--- START ---
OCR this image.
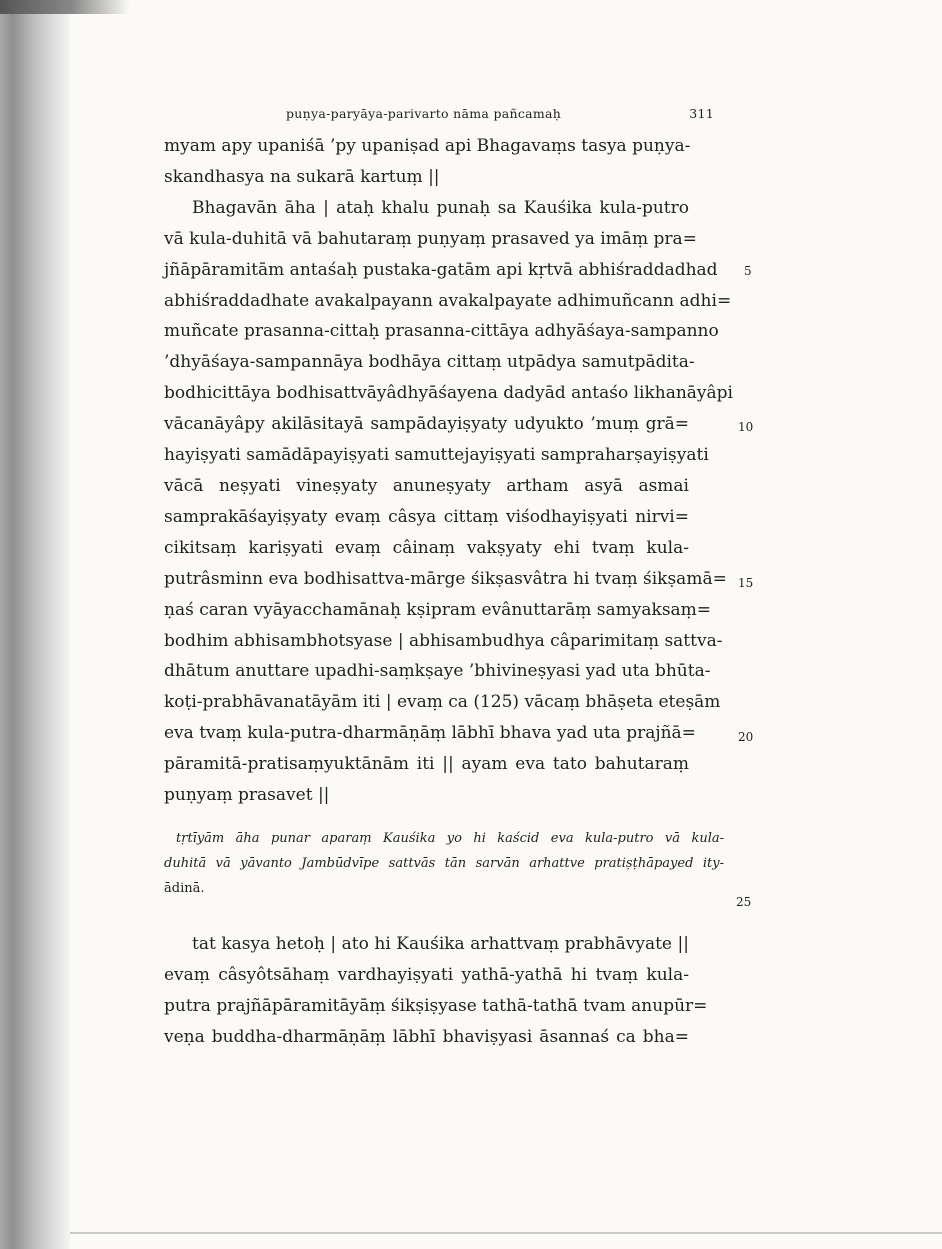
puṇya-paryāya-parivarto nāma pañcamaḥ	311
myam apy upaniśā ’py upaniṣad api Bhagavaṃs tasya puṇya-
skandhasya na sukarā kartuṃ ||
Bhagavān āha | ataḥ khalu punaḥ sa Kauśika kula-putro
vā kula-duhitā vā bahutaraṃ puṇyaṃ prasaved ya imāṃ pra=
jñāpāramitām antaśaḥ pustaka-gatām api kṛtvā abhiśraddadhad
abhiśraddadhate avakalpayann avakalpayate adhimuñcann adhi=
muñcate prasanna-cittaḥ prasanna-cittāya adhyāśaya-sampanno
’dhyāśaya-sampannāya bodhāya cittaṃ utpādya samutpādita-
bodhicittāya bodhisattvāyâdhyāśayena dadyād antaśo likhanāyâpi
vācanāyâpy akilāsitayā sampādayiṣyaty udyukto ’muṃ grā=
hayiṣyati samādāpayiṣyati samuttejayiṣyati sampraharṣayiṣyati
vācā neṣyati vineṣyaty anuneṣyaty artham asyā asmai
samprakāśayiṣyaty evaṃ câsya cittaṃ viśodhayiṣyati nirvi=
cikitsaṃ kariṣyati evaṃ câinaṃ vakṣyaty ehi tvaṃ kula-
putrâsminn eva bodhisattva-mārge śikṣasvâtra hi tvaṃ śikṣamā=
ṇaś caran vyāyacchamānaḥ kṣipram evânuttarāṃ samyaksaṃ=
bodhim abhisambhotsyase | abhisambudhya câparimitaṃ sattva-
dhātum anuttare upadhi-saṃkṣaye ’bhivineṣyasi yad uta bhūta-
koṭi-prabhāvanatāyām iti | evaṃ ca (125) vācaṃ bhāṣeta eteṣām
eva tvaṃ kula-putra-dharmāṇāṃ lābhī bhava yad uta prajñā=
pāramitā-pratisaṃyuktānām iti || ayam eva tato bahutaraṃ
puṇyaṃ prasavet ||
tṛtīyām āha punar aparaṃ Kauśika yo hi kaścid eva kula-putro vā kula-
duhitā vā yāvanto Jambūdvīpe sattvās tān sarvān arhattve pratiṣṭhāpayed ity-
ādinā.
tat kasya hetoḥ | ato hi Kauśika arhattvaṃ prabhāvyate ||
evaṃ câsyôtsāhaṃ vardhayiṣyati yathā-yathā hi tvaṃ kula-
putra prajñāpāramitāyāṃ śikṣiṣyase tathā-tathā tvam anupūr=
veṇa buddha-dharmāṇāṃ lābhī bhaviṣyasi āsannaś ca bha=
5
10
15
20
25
--- END ---
--- START ---
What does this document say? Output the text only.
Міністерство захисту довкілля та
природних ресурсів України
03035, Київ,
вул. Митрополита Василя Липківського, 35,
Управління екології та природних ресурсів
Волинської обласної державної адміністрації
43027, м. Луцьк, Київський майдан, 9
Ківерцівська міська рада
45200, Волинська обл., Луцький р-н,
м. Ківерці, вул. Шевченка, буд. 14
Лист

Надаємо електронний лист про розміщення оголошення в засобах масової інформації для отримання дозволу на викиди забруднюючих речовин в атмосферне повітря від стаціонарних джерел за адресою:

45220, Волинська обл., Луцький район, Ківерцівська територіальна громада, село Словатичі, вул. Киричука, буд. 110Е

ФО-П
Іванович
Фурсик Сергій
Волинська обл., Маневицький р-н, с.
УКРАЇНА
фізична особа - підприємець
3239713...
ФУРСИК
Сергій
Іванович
--- END ---
--- START ---
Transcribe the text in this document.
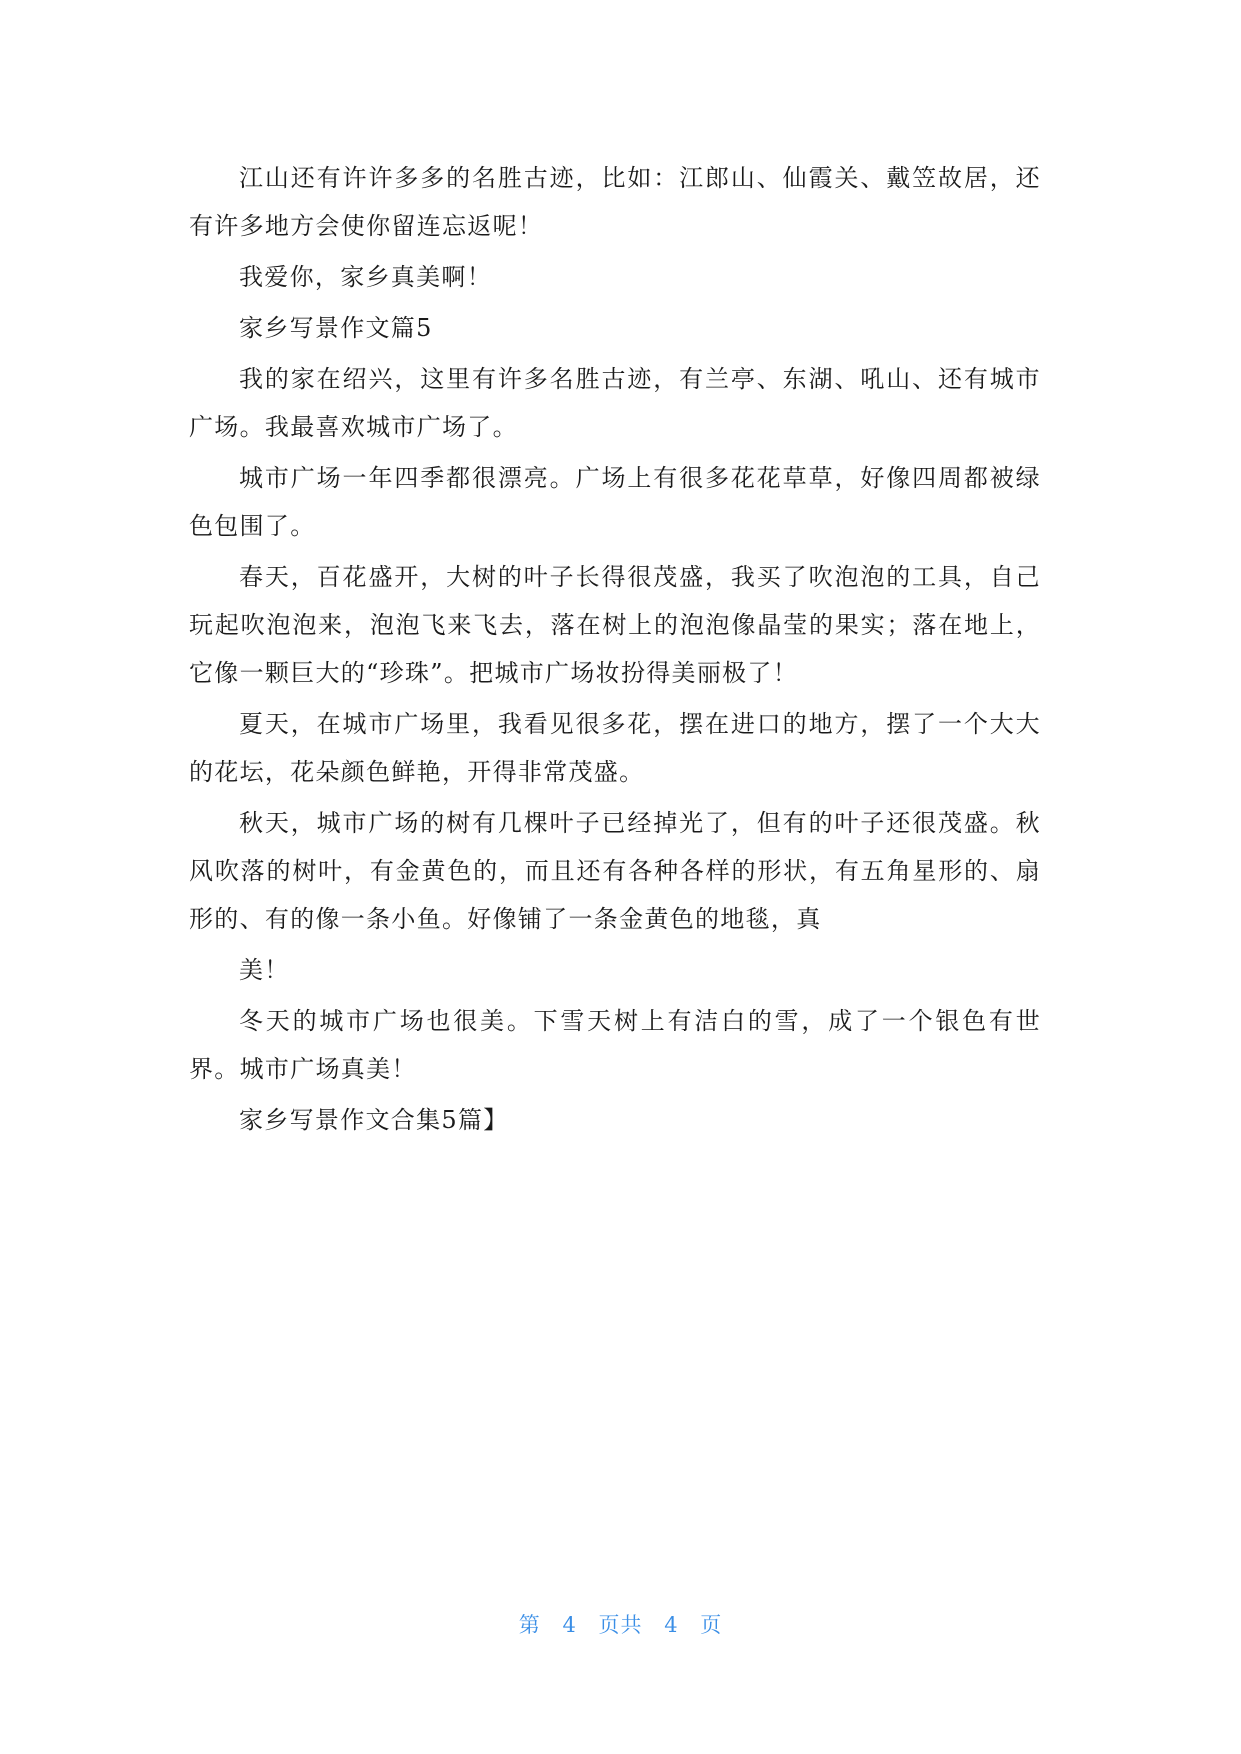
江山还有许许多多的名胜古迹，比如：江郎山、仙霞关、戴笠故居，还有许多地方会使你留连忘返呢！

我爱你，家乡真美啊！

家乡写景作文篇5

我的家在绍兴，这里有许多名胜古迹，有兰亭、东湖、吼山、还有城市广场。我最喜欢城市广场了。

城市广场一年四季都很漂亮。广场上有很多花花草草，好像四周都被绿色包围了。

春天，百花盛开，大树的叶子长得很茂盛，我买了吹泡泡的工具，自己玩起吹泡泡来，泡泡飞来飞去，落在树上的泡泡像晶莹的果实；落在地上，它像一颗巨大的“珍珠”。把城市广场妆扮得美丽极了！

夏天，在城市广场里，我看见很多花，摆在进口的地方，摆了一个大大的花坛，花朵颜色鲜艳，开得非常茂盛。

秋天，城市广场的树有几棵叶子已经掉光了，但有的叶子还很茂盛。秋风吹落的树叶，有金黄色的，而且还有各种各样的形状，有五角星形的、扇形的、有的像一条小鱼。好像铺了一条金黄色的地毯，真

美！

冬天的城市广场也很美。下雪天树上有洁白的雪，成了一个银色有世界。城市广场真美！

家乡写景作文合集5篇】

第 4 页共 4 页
--- END ---
# What you will do
List every line in the records above that contains the word "dharmāṇāṃ".

# Exercise result
eva tvaṃ kula-putra-dharmāṇāṃ lābhī bhava yad uta prajñā=
veṇa buddha-dharmāṇāṃ lābhī bhaviṣyasi āsannaś ca bha=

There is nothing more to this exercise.